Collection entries
◇ ◇ ◇ ◇

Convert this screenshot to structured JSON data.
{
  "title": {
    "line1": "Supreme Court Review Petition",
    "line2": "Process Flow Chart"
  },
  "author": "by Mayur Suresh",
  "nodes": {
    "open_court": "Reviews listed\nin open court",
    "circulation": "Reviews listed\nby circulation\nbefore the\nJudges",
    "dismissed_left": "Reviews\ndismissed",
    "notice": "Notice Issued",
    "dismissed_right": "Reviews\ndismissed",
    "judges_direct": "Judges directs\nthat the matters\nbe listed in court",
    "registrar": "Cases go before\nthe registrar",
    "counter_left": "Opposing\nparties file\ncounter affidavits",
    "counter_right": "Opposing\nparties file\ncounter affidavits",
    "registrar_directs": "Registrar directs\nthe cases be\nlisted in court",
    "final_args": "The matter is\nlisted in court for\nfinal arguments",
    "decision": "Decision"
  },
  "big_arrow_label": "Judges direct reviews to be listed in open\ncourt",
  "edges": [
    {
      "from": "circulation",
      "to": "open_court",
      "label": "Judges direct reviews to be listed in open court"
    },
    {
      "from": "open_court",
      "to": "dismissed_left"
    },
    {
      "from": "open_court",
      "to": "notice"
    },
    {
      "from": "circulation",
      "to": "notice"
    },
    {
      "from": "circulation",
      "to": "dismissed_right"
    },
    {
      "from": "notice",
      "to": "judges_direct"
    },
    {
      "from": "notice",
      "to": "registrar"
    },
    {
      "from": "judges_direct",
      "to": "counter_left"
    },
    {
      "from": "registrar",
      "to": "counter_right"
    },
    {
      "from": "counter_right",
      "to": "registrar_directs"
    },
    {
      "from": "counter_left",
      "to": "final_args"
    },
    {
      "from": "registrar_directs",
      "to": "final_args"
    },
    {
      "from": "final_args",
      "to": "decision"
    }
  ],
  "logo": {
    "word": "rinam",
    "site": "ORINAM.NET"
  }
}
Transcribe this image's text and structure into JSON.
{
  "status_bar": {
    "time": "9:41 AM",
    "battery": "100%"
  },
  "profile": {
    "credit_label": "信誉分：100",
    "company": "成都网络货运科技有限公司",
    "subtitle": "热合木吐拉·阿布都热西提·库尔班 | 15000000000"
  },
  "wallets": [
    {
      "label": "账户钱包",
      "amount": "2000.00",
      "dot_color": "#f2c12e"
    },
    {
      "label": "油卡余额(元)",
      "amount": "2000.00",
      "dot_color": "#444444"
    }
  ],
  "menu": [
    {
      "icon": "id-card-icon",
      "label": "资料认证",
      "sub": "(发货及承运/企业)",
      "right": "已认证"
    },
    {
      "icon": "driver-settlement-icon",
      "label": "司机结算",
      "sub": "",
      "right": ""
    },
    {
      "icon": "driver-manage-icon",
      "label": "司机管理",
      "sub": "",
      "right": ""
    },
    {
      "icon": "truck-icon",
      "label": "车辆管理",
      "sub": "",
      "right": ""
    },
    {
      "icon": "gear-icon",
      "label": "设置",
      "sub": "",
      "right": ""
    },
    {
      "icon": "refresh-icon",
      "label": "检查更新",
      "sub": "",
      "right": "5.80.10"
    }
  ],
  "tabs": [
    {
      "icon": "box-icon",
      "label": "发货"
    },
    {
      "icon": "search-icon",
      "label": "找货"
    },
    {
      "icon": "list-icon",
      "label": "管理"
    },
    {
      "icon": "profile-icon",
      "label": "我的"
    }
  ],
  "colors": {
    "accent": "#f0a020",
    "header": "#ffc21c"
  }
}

◇ ◇ ◇ ◇

Do this –
Copy all of the data. Keep every word exactly as it is.

Result below –
Convert this screenshot to structured JSON data.
{
  "title": {
    "line1": "Supreme Court Review Petition",
    "line2": "Process Flow Chart"
  },
  "author": "by Mayur Suresh",
  "nodes": {
    "open_court": "Reviews listed\nin open court",
    "circulation": "Reviews listed\nby circulation\nbefore the\nJudges",
    "dismissed_left": "Reviews\ndismissed",
    "notice": "Notice Issued",
    "dismissed_right": "Reviews\ndismissed",
    "judges_direct": "Judges directs\nthat the matters\nbe listed in court",
    "registrar": "Cases go before\nthe registrar",
    "counter_left": "Opposing\nparties file\ncounter affidavits",
    "counter_right": "Opposing\nparties file\ncounter affidavits",
    "registrar_directs": "Registrar directs\nthe cases be\nlisted in court",
    "final_args": "The matter is\nlisted in court for\nfinal arguments",
    "decision": "Decision"
  },
  "big_arrow_label": "Judges direct reviews to be listed in open\ncourt",
  "edges": [
    {
      "from": "circulation",
      "to": "open_court",
      "label": "Judges direct reviews to be listed in open court"
    },
    {
      "from": "open_court",
      "to": "dismissed_left"
    },
    {
      "from": "open_court",
      "to": "notice"
    },
    {
      "from": "circulation",
      "to": "notice"
    },
    {
      "from": "circulation",
      "to": "dismissed_right"
    },
    {
      "from": "notice",
      "to": "judges_direct"
    },
    {
      "from": "notice",
      "to": "registrar"
    },
    {
      "from": "judges_direct",
      "to": "counter_left"
    },
    {
      "from": "registrar",
      "to": "counter_right"
    },
    {
      "from": "counter_right",
      "to": "registrar_directs"
    },
    {
      "from": "counter_left",
      "to": "final_args"
    },
    {
      "from": "registrar_directs",
      "to": "final_args"
    },
    {
      "from": "final_args",
      "to": "decision"
    }
  ],
  "logo": {
    "word": "rinam",
    "site": "ORINAM.NET"
  }
}
Transcribe this image's text and structure into JSON.
{
  "status_bar": {
    "time": "9:41 AM",
    "battery": "100%"
  },
  "profile": {
    "credit_label": "信誉分：100",
    "company": "成都网络货运科技有限公司",
    "subtitle": "热合木吐拉·阿布都热西提·库尔班 | 15000000000"
  },
  "wallets": [
    {
      "label": "账户钱包",
      "amount": "2000.00",
      "dot_color": "#f2c12e"
    },
    {
      "label": "油卡余额(元)",
      "amount": "2000.00",
      "dot_color": "#444444"
    }
  ],
  "menu": [
    {
      "icon": "id-card-icon",
      "label": "资料认证",
      "sub": "(发货及承运/企业)",
      "right": "已认证"
    },
    {
      "icon": "driver-settlement-icon",
      "label": "司机结算",
      "sub": "",
      "right": ""
    },
    {
      "icon": "driver-manage-icon",
      "label": "司机管理",
      "sub": "",
      "right": ""
    },
    {
      "icon": "truck-icon",
      "label": "车辆管理",
      "sub": "",
      "right": ""
    },
    {
      "icon": "gear-icon",
      "label": "设置",
      "sub": "",
      "right": ""
    },
    {
      "icon": "refresh-icon",
      "label": "检查更新",
      "sub": "",
      "right": "5.80.10"
    }
  ],
  "tabs": [
    {
      "icon": "box-icon",
      "label": "发货"
    },
    {
      "icon": "search-icon",
      "label": "找货"
    },
    {
      "icon": "list-icon",
      "label": "管理"
    },
    {
      "icon": "profile-icon",
      "label": "我的"
    }
  ],
  "colors": {
    "accent": "#f0a020",
    "header": "#ffc21c"
  }
}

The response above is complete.